= EXERCISE BRIEF =
Filter out all lines without the word "believed" from the data below, please, and copy the rest.

[Collected data]
* * * * *
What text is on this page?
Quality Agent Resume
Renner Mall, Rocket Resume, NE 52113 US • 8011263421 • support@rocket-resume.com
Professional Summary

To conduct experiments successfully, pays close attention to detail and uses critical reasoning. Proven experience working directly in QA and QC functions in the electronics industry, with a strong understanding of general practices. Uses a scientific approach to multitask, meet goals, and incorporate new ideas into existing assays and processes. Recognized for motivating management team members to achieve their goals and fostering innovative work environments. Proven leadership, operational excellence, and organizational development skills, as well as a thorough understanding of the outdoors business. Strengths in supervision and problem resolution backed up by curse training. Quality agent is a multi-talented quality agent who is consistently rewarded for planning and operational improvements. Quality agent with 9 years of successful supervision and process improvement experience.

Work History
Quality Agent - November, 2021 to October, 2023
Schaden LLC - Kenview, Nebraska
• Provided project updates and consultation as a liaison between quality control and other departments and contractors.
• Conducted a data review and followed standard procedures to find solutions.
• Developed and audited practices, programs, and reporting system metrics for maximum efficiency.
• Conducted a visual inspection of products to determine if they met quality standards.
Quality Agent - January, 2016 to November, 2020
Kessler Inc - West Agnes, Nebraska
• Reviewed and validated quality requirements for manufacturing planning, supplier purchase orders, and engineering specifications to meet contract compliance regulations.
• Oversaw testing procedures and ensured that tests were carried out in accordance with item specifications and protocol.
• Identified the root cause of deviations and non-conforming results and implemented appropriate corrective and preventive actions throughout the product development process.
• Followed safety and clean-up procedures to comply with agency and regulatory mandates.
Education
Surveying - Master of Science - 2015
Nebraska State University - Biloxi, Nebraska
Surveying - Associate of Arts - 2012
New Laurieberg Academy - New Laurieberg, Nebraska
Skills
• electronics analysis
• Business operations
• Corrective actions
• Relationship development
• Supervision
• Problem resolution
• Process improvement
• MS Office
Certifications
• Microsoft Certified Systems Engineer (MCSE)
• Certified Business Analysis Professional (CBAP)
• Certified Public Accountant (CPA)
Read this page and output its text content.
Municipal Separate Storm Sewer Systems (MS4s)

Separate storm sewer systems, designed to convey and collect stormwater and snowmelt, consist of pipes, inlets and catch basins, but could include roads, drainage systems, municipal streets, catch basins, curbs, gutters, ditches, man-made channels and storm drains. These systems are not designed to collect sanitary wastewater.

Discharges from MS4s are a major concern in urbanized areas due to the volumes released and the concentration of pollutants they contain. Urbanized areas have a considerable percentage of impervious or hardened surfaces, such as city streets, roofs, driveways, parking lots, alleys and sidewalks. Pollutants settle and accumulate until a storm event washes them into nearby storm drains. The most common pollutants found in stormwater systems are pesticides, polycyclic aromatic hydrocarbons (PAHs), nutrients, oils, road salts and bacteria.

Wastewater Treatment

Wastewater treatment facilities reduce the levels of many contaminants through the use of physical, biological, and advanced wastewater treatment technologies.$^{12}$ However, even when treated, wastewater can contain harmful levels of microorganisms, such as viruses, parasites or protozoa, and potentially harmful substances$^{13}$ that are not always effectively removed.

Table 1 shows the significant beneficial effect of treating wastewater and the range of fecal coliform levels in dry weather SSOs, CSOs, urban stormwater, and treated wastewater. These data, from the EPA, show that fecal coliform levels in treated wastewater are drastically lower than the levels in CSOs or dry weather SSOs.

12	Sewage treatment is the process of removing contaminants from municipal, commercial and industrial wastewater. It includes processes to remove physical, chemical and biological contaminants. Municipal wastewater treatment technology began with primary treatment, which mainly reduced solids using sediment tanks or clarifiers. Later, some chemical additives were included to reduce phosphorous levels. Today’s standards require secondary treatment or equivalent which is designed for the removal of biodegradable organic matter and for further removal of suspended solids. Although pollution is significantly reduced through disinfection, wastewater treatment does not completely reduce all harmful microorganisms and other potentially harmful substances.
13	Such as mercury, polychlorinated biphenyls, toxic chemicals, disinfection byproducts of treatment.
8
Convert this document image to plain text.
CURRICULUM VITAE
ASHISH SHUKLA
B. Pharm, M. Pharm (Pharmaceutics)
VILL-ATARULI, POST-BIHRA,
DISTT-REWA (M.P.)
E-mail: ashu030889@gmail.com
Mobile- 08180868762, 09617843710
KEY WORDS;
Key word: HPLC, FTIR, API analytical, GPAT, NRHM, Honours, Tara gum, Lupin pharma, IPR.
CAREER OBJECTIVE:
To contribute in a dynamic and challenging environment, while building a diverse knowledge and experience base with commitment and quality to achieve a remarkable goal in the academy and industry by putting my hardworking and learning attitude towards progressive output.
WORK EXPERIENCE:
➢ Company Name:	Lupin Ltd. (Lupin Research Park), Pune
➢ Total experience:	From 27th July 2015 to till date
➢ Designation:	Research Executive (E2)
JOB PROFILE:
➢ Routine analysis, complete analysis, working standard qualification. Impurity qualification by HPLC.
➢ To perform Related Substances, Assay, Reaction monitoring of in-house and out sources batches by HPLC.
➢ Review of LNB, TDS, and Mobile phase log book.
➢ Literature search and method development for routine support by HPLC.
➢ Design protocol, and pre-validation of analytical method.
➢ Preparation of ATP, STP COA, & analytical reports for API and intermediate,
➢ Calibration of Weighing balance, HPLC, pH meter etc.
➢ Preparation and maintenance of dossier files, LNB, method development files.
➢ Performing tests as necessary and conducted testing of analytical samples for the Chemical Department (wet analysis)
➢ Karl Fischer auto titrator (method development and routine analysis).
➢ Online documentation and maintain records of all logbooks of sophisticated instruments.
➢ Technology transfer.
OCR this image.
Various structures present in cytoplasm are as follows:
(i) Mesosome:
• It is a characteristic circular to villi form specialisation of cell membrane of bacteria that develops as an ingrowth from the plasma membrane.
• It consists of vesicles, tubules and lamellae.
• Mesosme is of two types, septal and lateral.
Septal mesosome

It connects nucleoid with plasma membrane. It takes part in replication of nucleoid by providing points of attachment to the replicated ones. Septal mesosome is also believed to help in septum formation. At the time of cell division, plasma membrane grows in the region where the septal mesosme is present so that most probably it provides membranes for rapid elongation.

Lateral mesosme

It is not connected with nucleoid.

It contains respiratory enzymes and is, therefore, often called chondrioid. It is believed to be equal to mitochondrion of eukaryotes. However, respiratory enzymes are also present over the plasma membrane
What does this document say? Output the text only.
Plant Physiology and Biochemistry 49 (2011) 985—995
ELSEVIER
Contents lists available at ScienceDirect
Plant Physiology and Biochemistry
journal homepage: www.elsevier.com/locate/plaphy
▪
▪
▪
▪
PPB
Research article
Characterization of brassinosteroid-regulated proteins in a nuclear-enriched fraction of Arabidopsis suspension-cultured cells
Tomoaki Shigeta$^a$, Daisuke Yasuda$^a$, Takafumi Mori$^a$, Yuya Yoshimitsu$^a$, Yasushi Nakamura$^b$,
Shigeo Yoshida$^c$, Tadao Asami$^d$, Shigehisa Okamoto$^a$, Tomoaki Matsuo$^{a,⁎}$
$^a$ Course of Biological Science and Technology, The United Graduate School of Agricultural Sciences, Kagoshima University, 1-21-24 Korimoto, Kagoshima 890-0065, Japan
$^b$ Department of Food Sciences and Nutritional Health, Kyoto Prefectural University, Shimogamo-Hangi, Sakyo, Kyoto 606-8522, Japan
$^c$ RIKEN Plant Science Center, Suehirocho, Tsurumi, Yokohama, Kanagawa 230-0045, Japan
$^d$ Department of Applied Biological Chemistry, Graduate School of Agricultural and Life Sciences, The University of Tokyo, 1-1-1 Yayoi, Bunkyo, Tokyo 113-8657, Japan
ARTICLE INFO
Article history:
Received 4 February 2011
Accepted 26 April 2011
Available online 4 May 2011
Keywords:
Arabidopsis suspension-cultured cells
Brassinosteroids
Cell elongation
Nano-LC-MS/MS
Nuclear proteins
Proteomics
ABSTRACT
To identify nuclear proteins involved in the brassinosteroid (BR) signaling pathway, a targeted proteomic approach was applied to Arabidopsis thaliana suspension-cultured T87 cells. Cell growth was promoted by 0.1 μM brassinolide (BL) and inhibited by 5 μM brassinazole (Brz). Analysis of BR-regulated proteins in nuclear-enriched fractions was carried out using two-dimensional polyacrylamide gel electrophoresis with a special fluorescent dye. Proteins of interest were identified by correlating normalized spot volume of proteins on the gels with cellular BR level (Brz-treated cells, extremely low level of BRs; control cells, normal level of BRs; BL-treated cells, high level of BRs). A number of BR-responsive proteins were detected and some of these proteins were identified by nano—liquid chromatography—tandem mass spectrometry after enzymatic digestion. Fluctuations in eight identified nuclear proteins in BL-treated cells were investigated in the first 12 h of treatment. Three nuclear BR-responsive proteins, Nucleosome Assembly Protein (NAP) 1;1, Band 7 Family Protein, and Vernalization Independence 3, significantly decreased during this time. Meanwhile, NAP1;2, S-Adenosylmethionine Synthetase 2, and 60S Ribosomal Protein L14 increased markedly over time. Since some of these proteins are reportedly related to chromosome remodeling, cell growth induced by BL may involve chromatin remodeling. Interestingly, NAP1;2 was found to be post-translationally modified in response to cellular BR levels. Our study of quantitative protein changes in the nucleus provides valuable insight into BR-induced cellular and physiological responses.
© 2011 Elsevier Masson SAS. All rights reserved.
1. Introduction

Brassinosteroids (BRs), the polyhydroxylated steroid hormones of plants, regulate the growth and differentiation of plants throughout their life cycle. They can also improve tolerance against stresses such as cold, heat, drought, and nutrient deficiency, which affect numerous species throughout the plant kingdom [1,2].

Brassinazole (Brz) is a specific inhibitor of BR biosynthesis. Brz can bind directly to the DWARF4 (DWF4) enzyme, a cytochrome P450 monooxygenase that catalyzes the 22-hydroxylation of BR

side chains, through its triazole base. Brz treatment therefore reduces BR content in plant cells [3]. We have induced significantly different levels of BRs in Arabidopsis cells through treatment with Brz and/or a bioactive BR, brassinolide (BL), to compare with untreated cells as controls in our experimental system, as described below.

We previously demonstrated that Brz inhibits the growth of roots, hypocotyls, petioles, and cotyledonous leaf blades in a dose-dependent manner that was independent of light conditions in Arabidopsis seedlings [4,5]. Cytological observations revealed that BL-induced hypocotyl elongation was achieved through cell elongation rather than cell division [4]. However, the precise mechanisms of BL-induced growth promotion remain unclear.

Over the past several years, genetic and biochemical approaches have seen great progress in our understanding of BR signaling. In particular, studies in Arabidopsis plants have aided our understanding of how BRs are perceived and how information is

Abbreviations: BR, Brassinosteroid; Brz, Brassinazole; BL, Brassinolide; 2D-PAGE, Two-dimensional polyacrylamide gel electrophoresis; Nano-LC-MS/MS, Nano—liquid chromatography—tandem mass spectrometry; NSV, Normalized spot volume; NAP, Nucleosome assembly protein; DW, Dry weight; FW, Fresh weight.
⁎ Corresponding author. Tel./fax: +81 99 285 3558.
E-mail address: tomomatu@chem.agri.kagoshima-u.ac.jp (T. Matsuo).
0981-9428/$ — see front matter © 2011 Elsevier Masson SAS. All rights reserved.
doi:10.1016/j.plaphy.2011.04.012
* * * * *
= ANSWER TO THIS PROBLEM =
It connects nucleoid with plasma membrane. It takes part in replication of nucleoid by providing points of attachment to the replicated ones. Septal mesosome is also believed to help in septum formation. At the time of cell division, plasma membrane grows in the region where the septal mesosme is present so that most probably it provides membranes for rapid elongation.
It contains respiratory enzymes and is, therefore, often called chondrioid. It is believed to be equal to mitochondrion of eukaryotes. However, respiratory enzymes are also present over the plasma membrane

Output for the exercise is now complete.